Entries from a visual dataset

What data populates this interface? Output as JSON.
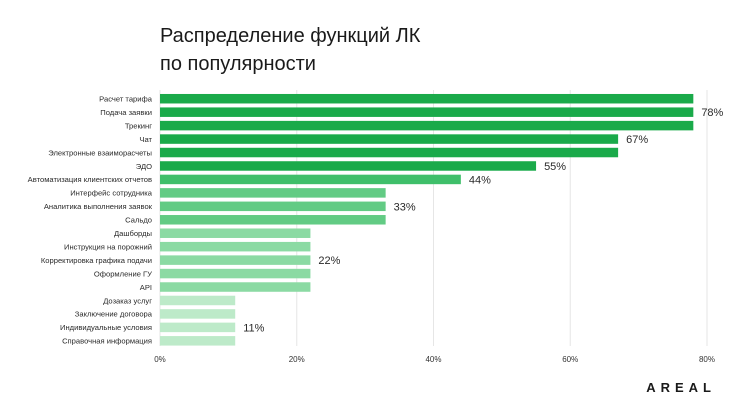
{
  "title_line1": "Распределение функций ЛК",
  "title_line2": "по популярности",
  "logo_text": "AREAL",
  "chart_data": {
    "type": "bar",
    "orientation": "horizontal",
    "title": "Распределение функций ЛК по популярности",
    "xlim": [
      0,
      80
    ],
    "x_ticks": [
      "0%",
      "20%",
      "40%",
      "60%",
      "80%"
    ],
    "x_tick_values": [
      0,
      20,
      40,
      60,
      80
    ],
    "grid": true,
    "categories": [
      "Расчет тарифа",
      "Подача заявки",
      "Трекинг",
      "Чат",
      "Электронные взаиморасчеты",
      "ЭДО",
      "Автоматизация клиентских отчетов",
      "Интерфейс сотрудника",
      "Аналитика выполнения заявок",
      "Сальдо",
      "Дашборды",
      "Инструкция на порожний",
      "Корректировка графика подачи",
      "Оформление ГУ",
      "API",
      "Дозаказ услуг",
      "Заключение договора",
      "Индивидуальные условия",
      "Справочная информация"
    ],
    "values": [
      78,
      78,
      78,
      67,
      67,
      55,
      44,
      33,
      33,
      33,
      22,
      22,
      22,
      22,
      22,
      11,
      11,
      11,
      11
    ],
    "colors": [
      "#1aaa4a",
      "#1aaa4a",
      "#1aaa4a",
      "#1aaa4a",
      "#1aaa4a",
      "#1aaa4a",
      "#3fbf6a",
      "#62cb84",
      "#62cb84",
      "#62cb84",
      "#8bdaa3",
      "#8bdaa3",
      "#8bdaa3",
      "#8bdaa3",
      "#8bdaa3",
      "#bdeac9",
      "#bdeac9",
      "#bdeac9",
      "#bdeac9"
    ],
    "value_labels": [
      {
        "index": 1,
        "text": "78%"
      },
      {
        "index": 3,
        "text": "67%"
      },
      {
        "index": 5,
        "text": "55%"
      },
      {
        "index": 6,
        "text": "44%"
      },
      {
        "index": 8,
        "text": "33%"
      },
      {
        "index": 12,
        "text": "22%"
      },
      {
        "index": 17,
        "text": "11%"
      }
    ]
  }
}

▶ _Objective_: Gather every line containing the word "index" and copy it.

▶ _Result_:
        "index": 1,
        "index": 3,
        "index": 5,
        "index": 6,
        "index": 8,
        "index": 12,
        "index": 17,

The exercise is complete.